> **Exercise requirements**: Collect each line holding the string "someone".

Items listed in a dataset:
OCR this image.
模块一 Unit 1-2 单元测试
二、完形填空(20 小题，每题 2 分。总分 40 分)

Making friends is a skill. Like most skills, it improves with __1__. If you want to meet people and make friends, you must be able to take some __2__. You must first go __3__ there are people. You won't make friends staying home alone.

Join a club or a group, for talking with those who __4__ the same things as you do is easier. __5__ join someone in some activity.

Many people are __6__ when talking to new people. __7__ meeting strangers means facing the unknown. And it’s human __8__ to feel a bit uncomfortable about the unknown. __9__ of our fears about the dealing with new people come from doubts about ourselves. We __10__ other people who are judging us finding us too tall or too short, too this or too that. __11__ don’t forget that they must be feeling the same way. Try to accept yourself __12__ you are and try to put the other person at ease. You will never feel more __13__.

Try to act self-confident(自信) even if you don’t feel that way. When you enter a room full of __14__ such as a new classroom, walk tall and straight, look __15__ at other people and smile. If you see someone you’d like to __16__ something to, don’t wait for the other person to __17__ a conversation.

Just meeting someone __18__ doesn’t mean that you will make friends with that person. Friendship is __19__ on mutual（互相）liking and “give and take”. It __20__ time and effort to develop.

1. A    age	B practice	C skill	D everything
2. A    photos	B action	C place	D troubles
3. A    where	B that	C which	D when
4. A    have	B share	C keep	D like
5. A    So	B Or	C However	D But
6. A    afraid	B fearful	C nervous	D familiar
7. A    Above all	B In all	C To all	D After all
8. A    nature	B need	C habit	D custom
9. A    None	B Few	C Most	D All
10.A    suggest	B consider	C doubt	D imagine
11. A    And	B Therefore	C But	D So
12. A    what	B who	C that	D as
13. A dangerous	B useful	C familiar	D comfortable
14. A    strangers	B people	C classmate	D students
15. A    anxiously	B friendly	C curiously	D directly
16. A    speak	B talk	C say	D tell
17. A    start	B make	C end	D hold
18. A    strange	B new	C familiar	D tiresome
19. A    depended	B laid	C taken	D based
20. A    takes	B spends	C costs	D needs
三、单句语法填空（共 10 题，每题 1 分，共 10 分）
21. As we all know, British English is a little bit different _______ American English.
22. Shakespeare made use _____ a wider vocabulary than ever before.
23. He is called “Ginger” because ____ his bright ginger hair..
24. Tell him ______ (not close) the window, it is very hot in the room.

> **Exercise answer**:
Join a club or a group, for talking with those who __4__ the same things as you do is easier. __5__ join someone in some activity.
Try to act self-confident(自信) even if you don’t feel that way. When you enter a room full of __14__ such as a new classroom, walk tall and straight, look __15__ at other people and smile. If you see someone you’d like to __16__ something to, don’t wait for the other person to __17__ a conversation.
Just meeting someone __18__ doesn’t mean that you will make friends with that person. Friendship is __19__ on mutual（互相）liking and “give and take”. It __20__ time and effort to develop.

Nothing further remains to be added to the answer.